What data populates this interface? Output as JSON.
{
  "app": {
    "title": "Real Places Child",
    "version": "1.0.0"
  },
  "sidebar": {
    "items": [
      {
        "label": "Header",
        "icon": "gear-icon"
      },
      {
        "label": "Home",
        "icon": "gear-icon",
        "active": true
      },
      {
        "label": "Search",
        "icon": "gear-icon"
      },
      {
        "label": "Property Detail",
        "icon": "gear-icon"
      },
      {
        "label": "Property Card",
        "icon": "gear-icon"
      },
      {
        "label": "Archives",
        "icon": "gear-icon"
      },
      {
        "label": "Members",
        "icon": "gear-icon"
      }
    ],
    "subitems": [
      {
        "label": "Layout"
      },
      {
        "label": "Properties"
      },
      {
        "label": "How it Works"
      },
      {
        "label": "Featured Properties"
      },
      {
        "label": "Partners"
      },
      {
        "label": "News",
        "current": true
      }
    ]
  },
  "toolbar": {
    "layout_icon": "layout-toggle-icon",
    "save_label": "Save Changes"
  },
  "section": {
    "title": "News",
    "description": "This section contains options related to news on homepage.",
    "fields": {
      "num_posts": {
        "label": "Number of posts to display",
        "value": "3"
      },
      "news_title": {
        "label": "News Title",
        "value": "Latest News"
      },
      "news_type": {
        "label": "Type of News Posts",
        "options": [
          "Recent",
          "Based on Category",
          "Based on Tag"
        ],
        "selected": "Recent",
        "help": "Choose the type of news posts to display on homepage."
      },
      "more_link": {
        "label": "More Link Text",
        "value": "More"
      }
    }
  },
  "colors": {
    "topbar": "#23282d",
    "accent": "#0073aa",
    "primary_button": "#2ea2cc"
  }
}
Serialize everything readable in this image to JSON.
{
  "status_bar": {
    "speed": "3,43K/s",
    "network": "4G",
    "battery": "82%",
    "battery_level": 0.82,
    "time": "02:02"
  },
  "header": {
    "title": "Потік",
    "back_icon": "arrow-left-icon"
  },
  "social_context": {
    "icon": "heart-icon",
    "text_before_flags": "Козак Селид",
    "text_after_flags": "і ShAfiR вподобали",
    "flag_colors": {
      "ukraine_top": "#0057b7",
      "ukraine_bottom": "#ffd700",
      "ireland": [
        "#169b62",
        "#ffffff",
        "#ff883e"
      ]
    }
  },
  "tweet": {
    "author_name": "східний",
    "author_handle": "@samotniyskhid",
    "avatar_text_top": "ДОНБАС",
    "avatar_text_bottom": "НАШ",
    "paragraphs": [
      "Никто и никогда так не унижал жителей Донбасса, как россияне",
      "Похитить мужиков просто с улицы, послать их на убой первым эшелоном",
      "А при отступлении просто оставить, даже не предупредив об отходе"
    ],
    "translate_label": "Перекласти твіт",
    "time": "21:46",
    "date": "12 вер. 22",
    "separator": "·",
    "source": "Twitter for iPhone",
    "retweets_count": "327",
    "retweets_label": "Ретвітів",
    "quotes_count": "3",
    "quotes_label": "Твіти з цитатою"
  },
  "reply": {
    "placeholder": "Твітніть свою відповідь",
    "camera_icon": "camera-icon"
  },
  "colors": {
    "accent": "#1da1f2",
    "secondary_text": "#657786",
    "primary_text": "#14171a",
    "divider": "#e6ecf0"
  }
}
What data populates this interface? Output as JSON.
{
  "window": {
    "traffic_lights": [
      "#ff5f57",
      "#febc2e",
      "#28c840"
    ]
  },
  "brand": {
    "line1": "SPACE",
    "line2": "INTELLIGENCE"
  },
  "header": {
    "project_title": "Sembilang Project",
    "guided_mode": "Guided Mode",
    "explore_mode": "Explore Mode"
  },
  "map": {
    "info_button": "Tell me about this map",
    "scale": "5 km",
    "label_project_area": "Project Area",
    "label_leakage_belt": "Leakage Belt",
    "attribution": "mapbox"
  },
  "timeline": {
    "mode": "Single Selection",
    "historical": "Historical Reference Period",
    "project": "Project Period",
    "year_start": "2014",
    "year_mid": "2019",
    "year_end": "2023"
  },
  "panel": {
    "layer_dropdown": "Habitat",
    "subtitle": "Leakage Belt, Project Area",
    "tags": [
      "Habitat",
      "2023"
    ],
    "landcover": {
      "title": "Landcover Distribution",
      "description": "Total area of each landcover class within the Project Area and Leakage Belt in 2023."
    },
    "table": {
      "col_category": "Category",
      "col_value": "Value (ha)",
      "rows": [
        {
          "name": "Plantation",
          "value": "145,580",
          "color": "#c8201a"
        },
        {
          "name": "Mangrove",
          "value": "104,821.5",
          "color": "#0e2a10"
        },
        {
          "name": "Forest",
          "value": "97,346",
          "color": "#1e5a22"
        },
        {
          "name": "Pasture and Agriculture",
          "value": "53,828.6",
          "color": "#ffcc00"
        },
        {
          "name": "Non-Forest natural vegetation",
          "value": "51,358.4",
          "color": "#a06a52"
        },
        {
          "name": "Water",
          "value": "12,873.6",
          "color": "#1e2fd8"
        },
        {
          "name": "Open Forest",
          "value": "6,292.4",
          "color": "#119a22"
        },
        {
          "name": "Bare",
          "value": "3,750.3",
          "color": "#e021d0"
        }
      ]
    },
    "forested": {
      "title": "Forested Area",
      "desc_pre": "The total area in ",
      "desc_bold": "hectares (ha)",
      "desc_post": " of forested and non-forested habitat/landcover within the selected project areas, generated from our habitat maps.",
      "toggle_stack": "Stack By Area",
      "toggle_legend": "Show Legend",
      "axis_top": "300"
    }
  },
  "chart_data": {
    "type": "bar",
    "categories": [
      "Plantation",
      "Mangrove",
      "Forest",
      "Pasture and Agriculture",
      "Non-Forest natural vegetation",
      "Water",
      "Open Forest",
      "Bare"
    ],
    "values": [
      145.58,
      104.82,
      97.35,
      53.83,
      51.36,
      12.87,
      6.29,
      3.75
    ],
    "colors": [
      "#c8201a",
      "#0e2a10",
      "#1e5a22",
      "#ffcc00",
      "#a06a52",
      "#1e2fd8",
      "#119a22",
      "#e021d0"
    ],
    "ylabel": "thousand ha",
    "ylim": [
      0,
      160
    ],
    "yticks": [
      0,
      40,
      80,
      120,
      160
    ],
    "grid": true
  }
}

════

> **DO THIS**:
Output each entry precisely as given.

> **WRITTEN ANSWER**:
What data populates this interface? Output as JSON.
{
  "app": {
    "title": "Real Places Child",
    "version": "1.0.0"
  },
  "sidebar": {
    "items": [
      {
        "label": "Header",
        "icon": "gear-icon"
      },
      {
        "label": "Home",
        "icon": "gear-icon",
        "active": true
      },
      {
        "label": "Search",
        "icon": "gear-icon"
      },
      {
        "label": "Property Detail",
        "icon": "gear-icon"
      },
      {
        "label": "Property Card",
        "icon": "gear-icon"
      },
      {
        "label": "Archives",
        "icon": "gear-icon"
      },
      {
        "label": "Members",
        "icon": "gear-icon"
      }
    ],
    "subitems": [
      {
        "label": "Layout"
      },
      {
        "label": "Properties"
      },
      {
        "label": "How it Works"
      },
      {
        "label": "Featured Properties"
      },
      {
        "label": "Partners"
      },
      {
        "label": "News",
        "current": true
      }
    ]
  },
  "toolbar": {
    "layout_icon": "layout-toggle-icon",
    "save_label": "Save Changes"
  },
  "section": {
    "title": "News",
    "description": "This section contains options related to news on homepage.",
    "fields": {
      "num_posts": {
        "label": "Number of posts to display",
        "value": "3"
      },
      "news_title": {
        "label": "News Title",
        "value": "Latest News"
      },
      "news_type": {
        "label": "Type of News Posts",
        "options": [
          "Recent",
          "Based on Category",
          "Based on Tag"
        ],
        "selected": "Recent",
        "help": "Choose the type of news posts to display on homepage."
      },
      "more_link": {
        "label": "More Link Text",
        "value": "More"
      }
    }
  },
  "colors": {
    "topbar": "#23282d",
    "accent": "#0073aa",
    "primary_button": "#2ea2cc"
  }
}
Serialize everything readable in this image to JSON.
{
  "status_bar": {
    "speed": "3,43K/s",
    "network": "4G",
    "battery": "82%",
    "battery_level": 0.82,
    "time": "02:02"
  },
  "header": {
    "title": "Потік",
    "back_icon": "arrow-left-icon"
  },
  "social_context": {
    "icon": "heart-icon",
    "text_before_flags": "Козак Селид",
    "text_after_flags": "і ShAfiR вподобали",
    "flag_colors": {
      "ukraine_top": "#0057b7",
      "ukraine_bottom": "#ffd700",
      "ireland": [
        "#169b62",
        "#ffffff",
        "#ff883e"
      ]
    }
  },
  "tweet": {
    "author_name": "східний",
    "author_handle": "@samotniyskhid",
    "avatar_text_top": "ДОНБАС",
    "avatar_text_bottom": "НАШ",
    "paragraphs": [
      "Никто и никогда так не унижал жителей Донбасса, как россияне",
      "Похитить мужиков просто с улицы, послать их на убой первым эшелоном",
      "А при отступлении просто оставить, даже не предупредив об отходе"
    ],
    "translate_label": "Перекласти твіт",
    "time": "21:46",
    "date": "12 вер. 22",
    "separator": "·",
    "source": "Twitter for iPhone",
    "retweets_count": "327",
    "retweets_label": "Ретвітів",
    "quotes_count": "3",
    "quotes_label": "Твіти з цитатою"
  },
  "reply": {
    "placeholder": "Твітніть свою відповідь",
    "camera_icon": "camera-icon"
  },
  "colors": {
    "accent": "#1da1f2",
    "secondary_text": "#657786",
    "primary_text": "#14171a",
    "divider": "#e6ecf0"
  }
}
What data populates this interface? Output as JSON.
{
  "window": {
    "traffic_lights": [
      "#ff5f57",
      "#febc2e",
      "#28c840"
    ]
  },
  "brand": {
    "line1": "SPACE",
    "line2": "INTELLIGENCE"
  },
  "header": {
    "project_title": "Sembilang Project",
    "guided_mode": "Guided Mode",
    "explore_mode": "Explore Mode"
  },
  "map": {
    "info_button": "Tell me about this map",
    "scale": "5 km",
    "label_project_area": "Project Area",
    "label_leakage_belt": "Leakage Belt",
    "attribution": "mapbox"
  },
  "timeline": {
    "mode": "Single Selection",
    "historical": "Historical Reference Period",
    "project": "Project Period",
    "year_start": "2014",
    "year_mid": "2019",
    "year_end": "2023"
  },
  "panel": {
    "layer_dropdown": "Habitat",
    "subtitle": "Leakage Belt, Project Area",
    "tags": [
      "Habitat",
      "2023"
    ],
    "landcover": {
      "title": "Landcover Distribution",
      "description": "Total area of each landcover class within the Project Area and Leakage Belt in 2023."
    },
    "table": {
      "col_category": "Category",
      "col_value": "Value (ha)",
      "rows": [
        {
          "name": "Plantation",
          "value": "145,580",
          "color": "#c8201a"
        },
        {
          "name": "Mangrove",
          "value": "104,821.5",
          "color": "#0e2a10"
        },
        {
          "name": "Forest",
          "value": "97,346",
          "color": "#1e5a22"
        },
        {
          "name": "Pasture and Agriculture",
          "value": "53,828.6",
          "color": "#ffcc00"
        },
        {
          "name": "Non-Forest natural vegetation",
          "value": "51,358.4",
          "color": "#a06a52"
        },
        {
          "name": "Water",
          "value": "12,873.6",
          "color": "#1e2fd8"
        },
        {
          "name": "Open Forest",
          "value": "6,292.4",
          "color": "#119a22"
        },
        {
          "name": "Bare",
          "value": "3,750.3",
          "color": "#e021d0"
        }
      ]
    },
    "forested": {
      "title": "Forested Area",
      "desc_pre": "The total area in ",
      "desc_bold": "hectares (ha)",
      "desc_post": " of forested and non-forested habitat/landcover within the selected project areas, generated from our habitat maps.",
      "toggle_stack": "Stack By Area",
      "toggle_legend": "Show Legend",
      "axis_top": "300"
    }
  },
  "chart_data": {
    "type": "bar",
    "categories": [
      "Plantation",
      "Mangrove",
      "Forest",
      "Pasture and Agriculture",
      "Non-Forest natural vegetation",
      "Water",
      "Open Forest",
      "Bare"
    ],
    "values": [
      145.58,
      104.82,
      97.35,
      53.83,
      51.36,
      12.87,
      6.29,
      3.75
    ],
    "colors": [
      "#c8201a",
      "#0e2a10",
      "#1e5a22",
      "#ffcc00",
      "#a06a52",
      "#1e2fd8",
      "#119a22",
      "#e021d0"
    ],
    "ylabel": "thousand ha",
    "ylim": [
      0,
      160
    ],
    "yticks": [
      0,
      40,
      80,
      120,
      160
    ],
    "grid": true
  }
}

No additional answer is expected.